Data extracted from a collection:
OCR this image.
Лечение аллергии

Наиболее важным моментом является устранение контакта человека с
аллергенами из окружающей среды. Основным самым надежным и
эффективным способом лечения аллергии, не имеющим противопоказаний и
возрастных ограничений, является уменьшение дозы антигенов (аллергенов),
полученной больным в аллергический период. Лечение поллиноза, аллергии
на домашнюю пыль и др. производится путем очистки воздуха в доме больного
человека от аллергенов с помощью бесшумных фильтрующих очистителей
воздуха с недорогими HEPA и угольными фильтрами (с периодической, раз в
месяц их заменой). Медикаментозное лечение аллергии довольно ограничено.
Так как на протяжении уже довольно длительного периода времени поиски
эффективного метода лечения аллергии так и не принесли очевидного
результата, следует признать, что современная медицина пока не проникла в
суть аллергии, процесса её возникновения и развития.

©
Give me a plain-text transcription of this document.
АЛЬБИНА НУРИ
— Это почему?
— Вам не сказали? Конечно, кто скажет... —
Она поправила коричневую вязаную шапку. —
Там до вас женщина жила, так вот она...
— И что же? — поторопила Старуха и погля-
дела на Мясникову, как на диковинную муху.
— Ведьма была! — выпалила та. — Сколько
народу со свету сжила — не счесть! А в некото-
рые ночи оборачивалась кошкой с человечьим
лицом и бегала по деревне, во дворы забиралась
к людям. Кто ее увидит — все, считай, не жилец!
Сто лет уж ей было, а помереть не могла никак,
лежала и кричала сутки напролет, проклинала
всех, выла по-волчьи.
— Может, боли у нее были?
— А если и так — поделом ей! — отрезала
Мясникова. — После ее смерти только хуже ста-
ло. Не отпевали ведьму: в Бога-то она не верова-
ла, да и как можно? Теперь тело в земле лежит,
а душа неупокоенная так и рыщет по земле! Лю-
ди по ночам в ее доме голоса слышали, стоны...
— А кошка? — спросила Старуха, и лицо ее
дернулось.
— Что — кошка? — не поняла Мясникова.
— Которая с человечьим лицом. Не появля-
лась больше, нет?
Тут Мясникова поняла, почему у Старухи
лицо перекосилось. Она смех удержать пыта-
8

• DIRECTIVE:
Pick out each line containing "человечьим" and report it.

• FINAL RESULT:
рые ночи оборачивалась кошкой с человечьим
— Которая с человечьим лицом. Не появля-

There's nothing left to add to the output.